**Excerpted passage:**

┌────────

Third film 40 is preferably comprised of a 2 mil thick, flexible PET
plastic substrate 42 chosen due to its excellent stability and flexibility
characteristics. However, any other suitable plastic material may be
employed, such as those mentioned hereinabove. The substrate 42 need not
be transparent or even translucent and may be opaque, since light is
emitted through the film 30.
A back electrode layer 44, which may be silver ink, is formed on one major
surface of substrate 42. Back electrode 44 may be formed utilizing the
same composition used to form the busbar 36 of film 30. A slotted knife
reverse roll technique is preferably utilized to apply the back electrode
layer directly to substrate 42. No surface treatment of substrate 42 is
required ordinarily preparatory to application of the back electrode 44.
The slotted knife reverse roll technique employs a knife provided with
slots having a width and spacing relative to the adjacent slots to form
back electrodes 44 of a width and spacing as shown, for example, in FIG.
2.
After the coating forming the back electrode(s) is applied, the web is
passed through an oven and air dried. Substrate 42 with layer 44 is then
either rolled up preparatory to the next coating operation or,
alternatively, the web may pass directly through an adhesive application
station. The size and shape of the back electrode determines the size and
shape of the light emitting area, so it will be evident that various
lighted patterns can be created thereby.
The application of adhesive layer 46 to back electrode 44 is preferably
similar to the techniques employed for coating substrate 32 with adhesive
layer 34. In addition, the class of adhesives and thicknesses utilized are
preferably chosen in the same manner as outlined hereinabove for adhesive
layer 34. Electrode 44 requires no surface treatment preparatory to
receiving the adhesive layer. The opacity of the adhesive layer is not of
great concern, since light is not normally emitted through electrode 44,
but the layer should be as thin as possible.

└────────

**Task instructions:**
• a. List every component that the passage on film layers identifies with a reference numeral, giving each name with its numeral.
• b. Write out the passage on film layers word for word, between "The application of" and "thin as possible.", inclusive.

**Dataset extract:**
┌────────

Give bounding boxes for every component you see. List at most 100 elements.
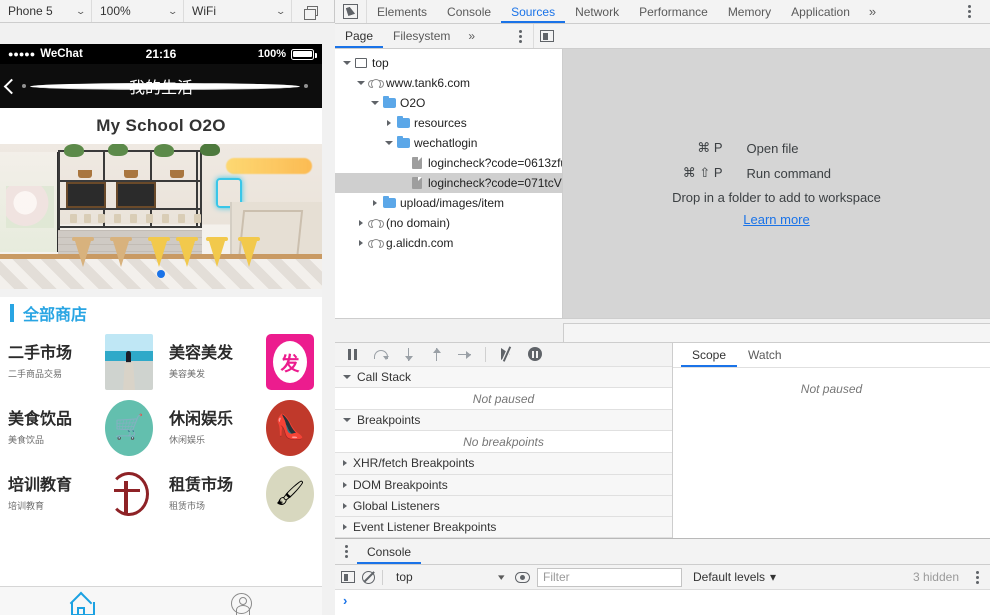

└────────

**Written answers:**
• a.
- Third film 40
- Substrate 42
- Film 30
- Back electrode layer 44
- Busbar 36
- Adhesive layer 46
- Substrate 32
- Adhesive layer 34

• b.
The application of adhesive layer 46 to back electrode 44 is preferably
similar to the techniques employed for coating substrate 32 with adhesive
layer 34. In addition, the class of adhesives and thicknesses utilized are
preferably chosen in the same manner as outlined hereinabove for adhesive
layer 34. Electrode 44 requires no surface treatment preparatory to
receiving the adhesive layer. The opacity of the adhesive layer is not of
great concern, since light is not normally emitted through electrode 44,
but the layer should be as thin as possible.